• [Exercise set]:
(A) In the blog post on Trident protect, why would you use a different account or subscription for the recovery region when running public cloud Kubernetes services? Answer in one to three sentences.
(B) Answer these questions from the blog post on Trident protect:
(i) Which two ways does it give for using Trident protect's custom resources in automation and deployment workflows?
(ii) Which ONTAP feature is Trident protect built on for application mobility and disaster recovery?
(iii) According to the blog post, what lets you effectively manage large-scale disasters with backup and restore?

— Start of Reading text —

Tech ONTAP Blogs
Tech ONTAP Blogs
In a recent series of blog posts, we introduced the NetApp® Trident™ protect advanced application data management (ADM) and protection capabilities for stateful Kubernetes applications, along with the new Trident protect CLI. We discussed how its Kubernetes-native custom resources (CRs) can facilitate the integration of application protection into your automation and deployment workflows by using either manifests or the Trident protect CLI. In addition, we explored how Trident protect can seamlessly integrate into your GitOps workflow.
Most recently, another Community blog post delved into how NetApp Trident protect , built on top of the NetApp ONTAP® SnapMirror® feature, can empower your business to achieve seamless application mobility and disaster recovery (DR) for mission-critical applications. As a result, your organization can attain very low recovery point objectives (RPOs) and recovery time objectives (RTOs).
However, not all workloads require an RTO and RPO of minutes or less. For those workloads, backup and restore can still be the most appropriate strategy, because it is the simplest and least expensive to implement. By replicating your backup data to another data center or region, you can effectively manage large-scale disasters. If a disaster prevents your workload from operating in a region, the workload can be restored to a recovery region or data center and can continue operations from there.
When using public cloud Kubernetes services, you can even use an account or a subscription that differs from your primary region, with distinct credentials. This approach can prevent human error or malicious actions in one region from affecting another, enabling you to recover your services even if, for example, a ransomware attack compromises your primary account. Also, replicating your backup data from an on-premises object storage bucket to a cloud-based object storage bucket and then restoring your services in the cloud during a disaster are another effective strategy to protect your business-critical applications.

— End of Reading text —
— Start of Supplied information —

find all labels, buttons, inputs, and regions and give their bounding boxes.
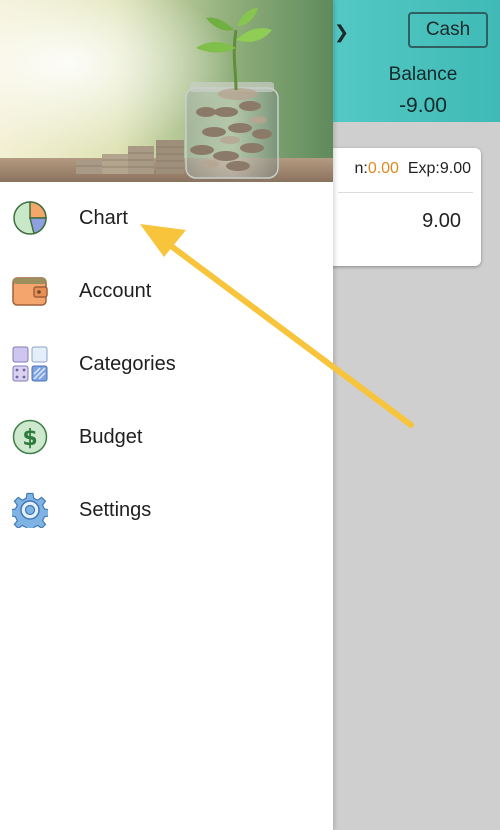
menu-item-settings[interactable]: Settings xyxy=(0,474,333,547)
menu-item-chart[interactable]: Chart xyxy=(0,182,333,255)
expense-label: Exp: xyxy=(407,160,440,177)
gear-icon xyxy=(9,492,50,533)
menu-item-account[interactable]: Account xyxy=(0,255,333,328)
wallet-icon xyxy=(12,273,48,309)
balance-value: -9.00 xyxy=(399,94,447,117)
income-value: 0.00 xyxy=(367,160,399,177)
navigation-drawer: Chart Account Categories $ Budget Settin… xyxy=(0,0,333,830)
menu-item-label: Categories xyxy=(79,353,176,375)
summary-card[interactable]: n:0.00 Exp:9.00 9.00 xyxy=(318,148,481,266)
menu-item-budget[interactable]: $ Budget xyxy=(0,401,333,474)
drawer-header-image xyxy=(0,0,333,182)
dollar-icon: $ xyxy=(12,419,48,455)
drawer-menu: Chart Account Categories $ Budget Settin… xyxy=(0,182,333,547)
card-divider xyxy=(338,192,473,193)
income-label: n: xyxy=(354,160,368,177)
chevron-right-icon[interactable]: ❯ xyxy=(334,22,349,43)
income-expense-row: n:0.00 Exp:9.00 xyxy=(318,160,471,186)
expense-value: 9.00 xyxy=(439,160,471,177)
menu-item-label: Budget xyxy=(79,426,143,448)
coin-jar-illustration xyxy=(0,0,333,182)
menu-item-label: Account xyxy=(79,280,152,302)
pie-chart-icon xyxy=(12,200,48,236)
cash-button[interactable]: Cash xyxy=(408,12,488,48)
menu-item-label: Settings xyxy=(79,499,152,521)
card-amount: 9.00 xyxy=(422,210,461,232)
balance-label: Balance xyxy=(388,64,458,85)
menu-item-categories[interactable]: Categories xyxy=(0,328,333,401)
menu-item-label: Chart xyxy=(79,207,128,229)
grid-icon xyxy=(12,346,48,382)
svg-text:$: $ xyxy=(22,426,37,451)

— End of Supplied information —
— Start of Supplied information —

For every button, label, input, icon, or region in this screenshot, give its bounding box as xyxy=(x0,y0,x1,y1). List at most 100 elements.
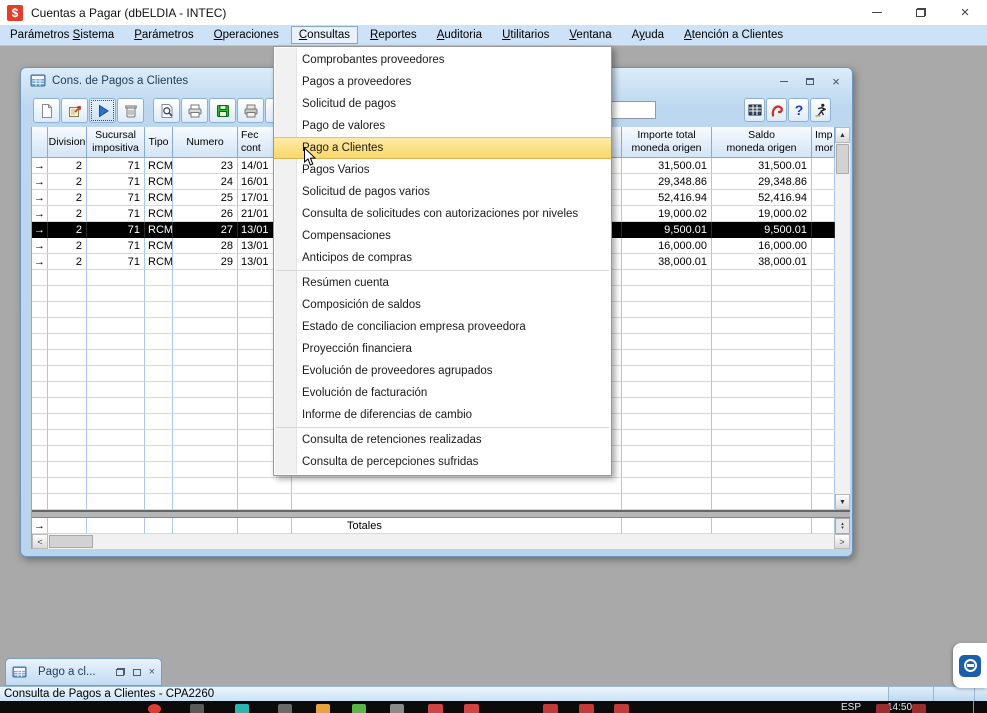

— End of Supplied information —

• [Task answers]:
(A) A separate account or subscription with distinct credentials keeps human error or malicious actions in one region from affecting the other. That way you can still recover your services even if, for example, a ransomware attack compromises your primary account.

(B)
(i) Manifests or the Trident protect CLI.
(ii) SnapMirror.
(iii) Replicating your backup data to another data center or region.